GIVEN TASK
Each line containing the word "name" needs to be copied.

ENTRIES SUPPLIED
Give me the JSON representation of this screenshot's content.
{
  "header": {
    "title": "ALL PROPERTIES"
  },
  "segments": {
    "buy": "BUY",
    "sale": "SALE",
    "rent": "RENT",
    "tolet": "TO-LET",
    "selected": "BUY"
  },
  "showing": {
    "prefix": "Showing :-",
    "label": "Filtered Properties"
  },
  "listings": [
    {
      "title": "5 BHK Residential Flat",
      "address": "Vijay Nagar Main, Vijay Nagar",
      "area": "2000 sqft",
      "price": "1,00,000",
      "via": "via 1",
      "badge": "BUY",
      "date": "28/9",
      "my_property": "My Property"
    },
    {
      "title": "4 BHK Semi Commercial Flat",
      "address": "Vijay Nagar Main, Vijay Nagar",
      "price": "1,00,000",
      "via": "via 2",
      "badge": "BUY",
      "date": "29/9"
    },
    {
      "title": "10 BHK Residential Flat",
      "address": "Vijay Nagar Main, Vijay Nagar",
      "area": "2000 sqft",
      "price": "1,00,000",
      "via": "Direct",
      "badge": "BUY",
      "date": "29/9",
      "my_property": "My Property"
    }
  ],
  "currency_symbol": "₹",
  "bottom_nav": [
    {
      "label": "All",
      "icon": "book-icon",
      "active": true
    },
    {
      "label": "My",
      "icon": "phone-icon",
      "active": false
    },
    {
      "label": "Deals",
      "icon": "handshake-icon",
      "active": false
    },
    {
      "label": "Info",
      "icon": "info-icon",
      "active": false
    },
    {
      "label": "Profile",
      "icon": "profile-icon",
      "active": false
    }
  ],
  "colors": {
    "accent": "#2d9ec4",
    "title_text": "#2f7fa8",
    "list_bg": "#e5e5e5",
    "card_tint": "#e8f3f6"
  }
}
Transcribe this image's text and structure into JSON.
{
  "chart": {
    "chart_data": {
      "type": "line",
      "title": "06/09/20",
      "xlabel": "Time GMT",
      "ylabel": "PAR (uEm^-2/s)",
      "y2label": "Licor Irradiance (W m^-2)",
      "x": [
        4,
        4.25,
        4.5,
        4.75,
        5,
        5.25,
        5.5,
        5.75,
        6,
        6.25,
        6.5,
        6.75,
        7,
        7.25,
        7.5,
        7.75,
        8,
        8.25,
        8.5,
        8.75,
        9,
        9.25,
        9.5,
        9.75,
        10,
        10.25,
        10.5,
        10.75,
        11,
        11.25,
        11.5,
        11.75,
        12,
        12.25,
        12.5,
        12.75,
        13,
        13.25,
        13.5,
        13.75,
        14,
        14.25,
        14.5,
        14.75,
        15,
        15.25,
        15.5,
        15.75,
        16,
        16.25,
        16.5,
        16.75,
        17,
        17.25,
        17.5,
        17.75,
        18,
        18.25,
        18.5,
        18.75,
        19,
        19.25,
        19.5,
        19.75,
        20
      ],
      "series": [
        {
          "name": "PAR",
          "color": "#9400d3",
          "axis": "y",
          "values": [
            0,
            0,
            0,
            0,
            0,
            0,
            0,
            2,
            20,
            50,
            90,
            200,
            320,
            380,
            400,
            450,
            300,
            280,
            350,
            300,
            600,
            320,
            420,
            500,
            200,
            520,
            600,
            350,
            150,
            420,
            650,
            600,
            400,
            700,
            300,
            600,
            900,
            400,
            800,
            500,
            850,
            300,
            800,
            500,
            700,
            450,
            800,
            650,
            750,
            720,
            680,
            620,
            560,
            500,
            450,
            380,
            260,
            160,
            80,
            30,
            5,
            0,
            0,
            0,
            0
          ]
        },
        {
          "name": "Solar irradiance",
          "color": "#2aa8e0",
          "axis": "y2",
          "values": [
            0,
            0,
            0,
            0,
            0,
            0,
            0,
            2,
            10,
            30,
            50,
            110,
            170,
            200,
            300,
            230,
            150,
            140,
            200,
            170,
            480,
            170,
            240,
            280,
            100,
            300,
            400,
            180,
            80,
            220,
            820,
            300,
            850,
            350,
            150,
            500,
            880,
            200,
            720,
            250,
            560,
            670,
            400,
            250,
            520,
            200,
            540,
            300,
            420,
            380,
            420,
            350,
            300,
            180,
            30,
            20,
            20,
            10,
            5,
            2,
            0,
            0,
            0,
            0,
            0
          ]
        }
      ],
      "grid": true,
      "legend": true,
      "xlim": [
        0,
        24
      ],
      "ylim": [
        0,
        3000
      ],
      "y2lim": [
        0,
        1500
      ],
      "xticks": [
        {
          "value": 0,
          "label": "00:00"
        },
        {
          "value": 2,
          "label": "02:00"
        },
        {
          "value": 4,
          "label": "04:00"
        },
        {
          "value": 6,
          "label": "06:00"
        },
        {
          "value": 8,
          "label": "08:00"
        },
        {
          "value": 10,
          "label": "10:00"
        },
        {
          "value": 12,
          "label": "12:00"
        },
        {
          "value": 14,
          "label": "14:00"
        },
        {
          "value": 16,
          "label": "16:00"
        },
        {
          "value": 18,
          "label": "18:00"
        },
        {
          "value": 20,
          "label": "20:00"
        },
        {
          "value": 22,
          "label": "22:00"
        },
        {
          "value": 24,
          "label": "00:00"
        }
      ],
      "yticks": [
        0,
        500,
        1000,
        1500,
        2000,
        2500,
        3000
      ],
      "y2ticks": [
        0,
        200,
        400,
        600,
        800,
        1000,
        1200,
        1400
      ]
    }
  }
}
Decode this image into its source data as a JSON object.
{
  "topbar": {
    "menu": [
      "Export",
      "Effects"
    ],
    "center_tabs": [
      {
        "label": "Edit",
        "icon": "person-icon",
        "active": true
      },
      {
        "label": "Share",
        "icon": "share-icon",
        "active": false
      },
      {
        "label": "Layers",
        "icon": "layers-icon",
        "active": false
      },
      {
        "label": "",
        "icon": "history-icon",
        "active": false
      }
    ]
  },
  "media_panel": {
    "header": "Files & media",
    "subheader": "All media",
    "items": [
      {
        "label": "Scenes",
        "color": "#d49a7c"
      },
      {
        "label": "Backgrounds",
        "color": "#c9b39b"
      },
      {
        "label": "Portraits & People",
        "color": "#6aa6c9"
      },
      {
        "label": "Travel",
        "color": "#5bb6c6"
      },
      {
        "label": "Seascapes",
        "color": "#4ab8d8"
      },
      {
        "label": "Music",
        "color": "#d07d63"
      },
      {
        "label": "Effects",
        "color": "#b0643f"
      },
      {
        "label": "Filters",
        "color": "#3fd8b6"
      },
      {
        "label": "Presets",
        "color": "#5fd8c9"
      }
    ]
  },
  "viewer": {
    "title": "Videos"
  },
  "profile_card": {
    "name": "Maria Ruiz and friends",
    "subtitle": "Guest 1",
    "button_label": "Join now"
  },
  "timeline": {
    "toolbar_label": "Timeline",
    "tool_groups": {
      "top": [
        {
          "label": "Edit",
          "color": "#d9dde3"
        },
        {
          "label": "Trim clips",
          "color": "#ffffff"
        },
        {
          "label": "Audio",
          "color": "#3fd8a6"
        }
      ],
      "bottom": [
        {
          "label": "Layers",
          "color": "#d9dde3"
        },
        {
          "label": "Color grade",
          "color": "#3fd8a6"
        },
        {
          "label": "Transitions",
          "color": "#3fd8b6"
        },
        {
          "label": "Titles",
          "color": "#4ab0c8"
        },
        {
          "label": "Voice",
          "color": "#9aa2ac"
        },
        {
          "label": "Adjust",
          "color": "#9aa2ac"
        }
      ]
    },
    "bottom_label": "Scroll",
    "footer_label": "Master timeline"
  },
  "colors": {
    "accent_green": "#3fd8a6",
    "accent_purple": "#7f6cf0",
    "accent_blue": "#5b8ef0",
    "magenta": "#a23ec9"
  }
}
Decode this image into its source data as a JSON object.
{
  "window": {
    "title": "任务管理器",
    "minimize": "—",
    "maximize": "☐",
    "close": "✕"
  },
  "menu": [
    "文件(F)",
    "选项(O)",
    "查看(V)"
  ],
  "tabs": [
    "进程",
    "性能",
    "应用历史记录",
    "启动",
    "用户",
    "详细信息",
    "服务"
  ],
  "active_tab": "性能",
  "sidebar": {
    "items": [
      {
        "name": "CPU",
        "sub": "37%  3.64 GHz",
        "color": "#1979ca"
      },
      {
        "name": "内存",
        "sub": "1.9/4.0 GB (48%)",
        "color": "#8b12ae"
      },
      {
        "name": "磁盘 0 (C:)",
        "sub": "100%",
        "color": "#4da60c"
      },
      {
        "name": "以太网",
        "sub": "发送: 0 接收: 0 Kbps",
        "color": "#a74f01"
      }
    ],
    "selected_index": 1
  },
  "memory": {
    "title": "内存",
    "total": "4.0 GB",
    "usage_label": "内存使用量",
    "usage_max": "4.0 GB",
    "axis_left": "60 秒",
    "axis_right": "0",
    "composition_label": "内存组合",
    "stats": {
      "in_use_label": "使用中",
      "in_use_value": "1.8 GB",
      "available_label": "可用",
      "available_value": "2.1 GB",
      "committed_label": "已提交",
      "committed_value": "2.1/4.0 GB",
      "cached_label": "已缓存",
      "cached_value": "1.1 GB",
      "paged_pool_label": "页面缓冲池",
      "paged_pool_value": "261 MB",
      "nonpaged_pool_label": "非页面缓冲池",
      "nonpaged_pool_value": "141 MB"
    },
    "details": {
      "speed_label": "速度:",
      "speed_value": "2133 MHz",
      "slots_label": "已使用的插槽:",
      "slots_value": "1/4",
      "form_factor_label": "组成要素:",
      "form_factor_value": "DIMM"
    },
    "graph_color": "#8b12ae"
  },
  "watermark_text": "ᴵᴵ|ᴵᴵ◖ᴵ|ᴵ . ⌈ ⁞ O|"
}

TASK ANSWER
          "name": "PAR",
          "name": "Solar irradiance",
    "name": "Maria Ruiz and friends",
        "name": "CPU",
        "name": "内存",
        "name": "磁盘 0 (C:)",
        "name": "以太网",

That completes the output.